# [EXERCISE INPUTS]
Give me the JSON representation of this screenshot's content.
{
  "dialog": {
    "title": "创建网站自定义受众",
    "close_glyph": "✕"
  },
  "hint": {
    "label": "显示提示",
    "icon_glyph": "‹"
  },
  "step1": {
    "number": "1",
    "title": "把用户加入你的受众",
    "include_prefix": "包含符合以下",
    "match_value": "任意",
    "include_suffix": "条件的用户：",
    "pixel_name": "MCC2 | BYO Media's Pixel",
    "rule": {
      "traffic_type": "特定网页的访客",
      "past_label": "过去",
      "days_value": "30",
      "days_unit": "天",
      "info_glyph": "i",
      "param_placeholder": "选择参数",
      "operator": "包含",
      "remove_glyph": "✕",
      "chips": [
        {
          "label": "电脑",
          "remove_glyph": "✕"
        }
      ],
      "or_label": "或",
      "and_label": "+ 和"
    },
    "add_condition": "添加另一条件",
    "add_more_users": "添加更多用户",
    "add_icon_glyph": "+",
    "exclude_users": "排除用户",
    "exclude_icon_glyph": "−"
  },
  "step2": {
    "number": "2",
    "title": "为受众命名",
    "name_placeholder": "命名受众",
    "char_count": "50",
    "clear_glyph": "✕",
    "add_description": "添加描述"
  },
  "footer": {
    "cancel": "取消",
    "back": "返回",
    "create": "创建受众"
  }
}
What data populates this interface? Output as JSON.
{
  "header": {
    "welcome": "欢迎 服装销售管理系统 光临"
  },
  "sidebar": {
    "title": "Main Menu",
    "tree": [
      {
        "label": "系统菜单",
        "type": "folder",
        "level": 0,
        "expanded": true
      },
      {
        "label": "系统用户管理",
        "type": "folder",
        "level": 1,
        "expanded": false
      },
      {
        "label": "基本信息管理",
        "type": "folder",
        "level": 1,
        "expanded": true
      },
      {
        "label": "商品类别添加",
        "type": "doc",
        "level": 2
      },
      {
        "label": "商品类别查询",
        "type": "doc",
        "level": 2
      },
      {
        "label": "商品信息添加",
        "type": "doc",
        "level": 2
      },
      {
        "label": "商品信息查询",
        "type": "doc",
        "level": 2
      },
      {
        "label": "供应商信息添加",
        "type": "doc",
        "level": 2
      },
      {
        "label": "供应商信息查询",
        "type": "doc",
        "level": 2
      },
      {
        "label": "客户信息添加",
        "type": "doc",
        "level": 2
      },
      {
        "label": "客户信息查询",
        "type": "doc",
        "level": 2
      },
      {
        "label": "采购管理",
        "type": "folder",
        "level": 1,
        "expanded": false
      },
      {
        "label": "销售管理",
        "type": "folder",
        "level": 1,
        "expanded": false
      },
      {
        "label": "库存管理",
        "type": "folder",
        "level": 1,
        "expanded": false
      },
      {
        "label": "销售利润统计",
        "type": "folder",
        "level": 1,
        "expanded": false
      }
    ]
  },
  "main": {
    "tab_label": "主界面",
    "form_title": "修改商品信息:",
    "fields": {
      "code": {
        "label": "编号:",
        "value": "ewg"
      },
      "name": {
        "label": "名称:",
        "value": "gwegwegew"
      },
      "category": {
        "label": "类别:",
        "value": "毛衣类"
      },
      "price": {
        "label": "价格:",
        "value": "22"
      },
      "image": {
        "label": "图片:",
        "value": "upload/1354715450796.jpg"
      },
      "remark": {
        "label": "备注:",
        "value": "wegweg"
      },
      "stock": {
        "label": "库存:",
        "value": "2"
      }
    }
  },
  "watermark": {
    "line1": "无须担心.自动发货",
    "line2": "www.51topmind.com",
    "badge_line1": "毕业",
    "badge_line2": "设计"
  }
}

# [PROBLEM TO WORK ON]
Extract, from the material above, each line holding the word "this".

# [THE REPLY]
Give me the JSON representation of this screenshot's content.
What data populates this interface? Output as JSON.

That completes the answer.